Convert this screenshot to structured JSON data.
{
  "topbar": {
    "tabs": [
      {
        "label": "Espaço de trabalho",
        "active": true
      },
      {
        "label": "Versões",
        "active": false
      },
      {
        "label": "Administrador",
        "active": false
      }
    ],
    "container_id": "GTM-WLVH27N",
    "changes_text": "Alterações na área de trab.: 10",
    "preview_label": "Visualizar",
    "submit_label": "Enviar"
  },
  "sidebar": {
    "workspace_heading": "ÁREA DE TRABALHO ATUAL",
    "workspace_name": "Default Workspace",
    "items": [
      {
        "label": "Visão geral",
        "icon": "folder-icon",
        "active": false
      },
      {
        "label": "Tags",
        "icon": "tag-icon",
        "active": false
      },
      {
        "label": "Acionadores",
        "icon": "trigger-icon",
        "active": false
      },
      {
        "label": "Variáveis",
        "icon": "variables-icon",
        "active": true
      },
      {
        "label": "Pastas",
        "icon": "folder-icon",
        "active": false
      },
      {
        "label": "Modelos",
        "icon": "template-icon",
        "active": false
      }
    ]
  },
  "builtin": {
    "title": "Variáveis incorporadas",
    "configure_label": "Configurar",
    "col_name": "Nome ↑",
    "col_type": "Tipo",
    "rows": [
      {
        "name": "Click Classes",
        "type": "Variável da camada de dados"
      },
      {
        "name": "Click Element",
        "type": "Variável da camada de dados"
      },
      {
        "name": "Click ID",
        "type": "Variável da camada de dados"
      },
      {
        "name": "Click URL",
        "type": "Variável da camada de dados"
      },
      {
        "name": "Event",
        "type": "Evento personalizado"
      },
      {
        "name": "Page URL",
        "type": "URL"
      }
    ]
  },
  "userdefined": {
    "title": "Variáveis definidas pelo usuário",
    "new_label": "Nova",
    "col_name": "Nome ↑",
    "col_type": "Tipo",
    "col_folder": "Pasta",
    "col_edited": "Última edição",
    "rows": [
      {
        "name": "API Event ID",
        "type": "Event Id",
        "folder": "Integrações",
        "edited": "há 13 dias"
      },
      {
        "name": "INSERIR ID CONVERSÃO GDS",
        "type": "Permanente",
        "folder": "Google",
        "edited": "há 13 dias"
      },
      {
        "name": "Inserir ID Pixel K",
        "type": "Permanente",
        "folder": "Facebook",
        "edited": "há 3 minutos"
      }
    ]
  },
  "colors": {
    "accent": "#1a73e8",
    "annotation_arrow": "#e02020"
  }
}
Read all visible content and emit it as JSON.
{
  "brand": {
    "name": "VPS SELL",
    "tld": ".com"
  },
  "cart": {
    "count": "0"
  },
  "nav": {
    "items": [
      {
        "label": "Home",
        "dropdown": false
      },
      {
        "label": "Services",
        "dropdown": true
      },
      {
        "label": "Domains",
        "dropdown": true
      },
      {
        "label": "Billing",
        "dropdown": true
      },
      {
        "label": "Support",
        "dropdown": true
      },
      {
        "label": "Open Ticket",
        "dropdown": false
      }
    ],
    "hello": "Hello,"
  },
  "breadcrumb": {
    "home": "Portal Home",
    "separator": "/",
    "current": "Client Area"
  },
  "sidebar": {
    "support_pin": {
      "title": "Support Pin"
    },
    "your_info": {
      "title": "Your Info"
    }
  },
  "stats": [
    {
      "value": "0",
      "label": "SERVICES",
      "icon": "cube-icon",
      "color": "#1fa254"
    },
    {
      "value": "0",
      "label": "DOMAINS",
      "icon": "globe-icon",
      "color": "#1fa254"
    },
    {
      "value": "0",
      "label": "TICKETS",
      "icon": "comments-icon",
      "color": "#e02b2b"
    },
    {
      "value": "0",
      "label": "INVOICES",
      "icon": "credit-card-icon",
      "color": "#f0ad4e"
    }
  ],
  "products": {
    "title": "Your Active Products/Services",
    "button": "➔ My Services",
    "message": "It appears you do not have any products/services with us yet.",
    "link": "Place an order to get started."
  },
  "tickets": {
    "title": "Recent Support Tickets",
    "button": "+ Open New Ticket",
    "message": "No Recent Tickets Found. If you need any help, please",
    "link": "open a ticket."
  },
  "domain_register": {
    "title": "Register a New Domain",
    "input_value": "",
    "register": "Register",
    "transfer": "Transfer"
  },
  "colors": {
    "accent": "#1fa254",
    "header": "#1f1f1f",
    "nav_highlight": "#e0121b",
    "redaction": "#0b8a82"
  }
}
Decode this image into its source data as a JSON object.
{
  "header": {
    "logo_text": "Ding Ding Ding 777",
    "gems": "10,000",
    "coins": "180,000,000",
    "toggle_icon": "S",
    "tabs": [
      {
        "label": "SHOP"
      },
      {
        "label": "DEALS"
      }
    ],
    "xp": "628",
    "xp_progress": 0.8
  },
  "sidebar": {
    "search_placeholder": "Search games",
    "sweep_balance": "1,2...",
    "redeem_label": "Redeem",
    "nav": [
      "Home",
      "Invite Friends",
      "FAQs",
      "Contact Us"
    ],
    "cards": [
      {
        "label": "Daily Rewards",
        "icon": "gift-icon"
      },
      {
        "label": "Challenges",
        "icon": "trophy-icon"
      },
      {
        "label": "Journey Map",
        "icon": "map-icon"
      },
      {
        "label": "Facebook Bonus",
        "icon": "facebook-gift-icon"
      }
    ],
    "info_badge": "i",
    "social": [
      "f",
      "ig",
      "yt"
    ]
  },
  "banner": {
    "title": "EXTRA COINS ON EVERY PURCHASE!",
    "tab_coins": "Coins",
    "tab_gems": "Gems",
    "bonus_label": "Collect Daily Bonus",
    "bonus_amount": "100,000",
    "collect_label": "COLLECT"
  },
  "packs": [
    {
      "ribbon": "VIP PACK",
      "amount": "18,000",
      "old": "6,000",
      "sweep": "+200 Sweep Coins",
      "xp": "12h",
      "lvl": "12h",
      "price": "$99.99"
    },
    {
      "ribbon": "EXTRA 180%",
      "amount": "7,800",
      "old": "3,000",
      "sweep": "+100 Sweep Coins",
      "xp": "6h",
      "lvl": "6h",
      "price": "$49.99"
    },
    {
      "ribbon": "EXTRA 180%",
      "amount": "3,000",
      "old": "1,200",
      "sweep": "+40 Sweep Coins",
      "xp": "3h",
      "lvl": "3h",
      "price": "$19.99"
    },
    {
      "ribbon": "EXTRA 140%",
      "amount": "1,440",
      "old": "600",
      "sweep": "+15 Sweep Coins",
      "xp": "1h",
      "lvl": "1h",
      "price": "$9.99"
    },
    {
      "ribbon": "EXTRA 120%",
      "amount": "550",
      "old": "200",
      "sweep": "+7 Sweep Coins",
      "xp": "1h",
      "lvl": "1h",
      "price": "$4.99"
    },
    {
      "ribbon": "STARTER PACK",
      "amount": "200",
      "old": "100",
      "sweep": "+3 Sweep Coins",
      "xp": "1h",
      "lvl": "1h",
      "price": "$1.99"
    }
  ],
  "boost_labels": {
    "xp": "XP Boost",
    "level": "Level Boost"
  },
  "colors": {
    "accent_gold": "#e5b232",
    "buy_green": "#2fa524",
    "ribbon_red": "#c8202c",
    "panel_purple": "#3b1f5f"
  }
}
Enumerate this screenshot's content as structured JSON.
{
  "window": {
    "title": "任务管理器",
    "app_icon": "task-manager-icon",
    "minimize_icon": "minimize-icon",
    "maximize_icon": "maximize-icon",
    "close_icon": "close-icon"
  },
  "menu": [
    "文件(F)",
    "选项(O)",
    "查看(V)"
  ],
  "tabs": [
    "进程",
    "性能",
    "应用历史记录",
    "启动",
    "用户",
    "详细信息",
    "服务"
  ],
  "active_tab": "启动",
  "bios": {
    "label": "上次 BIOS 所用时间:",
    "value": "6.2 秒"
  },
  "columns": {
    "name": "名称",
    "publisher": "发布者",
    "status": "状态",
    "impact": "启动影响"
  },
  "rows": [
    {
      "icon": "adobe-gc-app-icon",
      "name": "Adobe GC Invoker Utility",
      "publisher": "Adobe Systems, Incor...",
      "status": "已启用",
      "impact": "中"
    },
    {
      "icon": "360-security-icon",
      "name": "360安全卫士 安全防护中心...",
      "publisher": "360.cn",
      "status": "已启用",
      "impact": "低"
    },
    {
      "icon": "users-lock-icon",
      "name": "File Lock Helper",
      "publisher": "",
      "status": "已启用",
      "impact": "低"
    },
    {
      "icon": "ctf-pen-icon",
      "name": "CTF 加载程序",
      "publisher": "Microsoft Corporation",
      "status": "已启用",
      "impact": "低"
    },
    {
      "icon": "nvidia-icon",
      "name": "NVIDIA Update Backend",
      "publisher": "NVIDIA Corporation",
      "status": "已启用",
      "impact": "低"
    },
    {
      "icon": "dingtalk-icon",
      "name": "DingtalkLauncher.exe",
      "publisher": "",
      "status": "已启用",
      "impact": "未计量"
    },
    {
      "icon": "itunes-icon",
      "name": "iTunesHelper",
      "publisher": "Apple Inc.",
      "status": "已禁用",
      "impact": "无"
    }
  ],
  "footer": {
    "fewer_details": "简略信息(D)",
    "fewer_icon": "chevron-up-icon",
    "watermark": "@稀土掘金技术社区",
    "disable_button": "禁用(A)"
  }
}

### [WRITTEN INSTRUCTION]
What is the number of lines in the records that contain the word "structured"? Answer with the number and nothing else.

### [EXERCISE RESULT]
2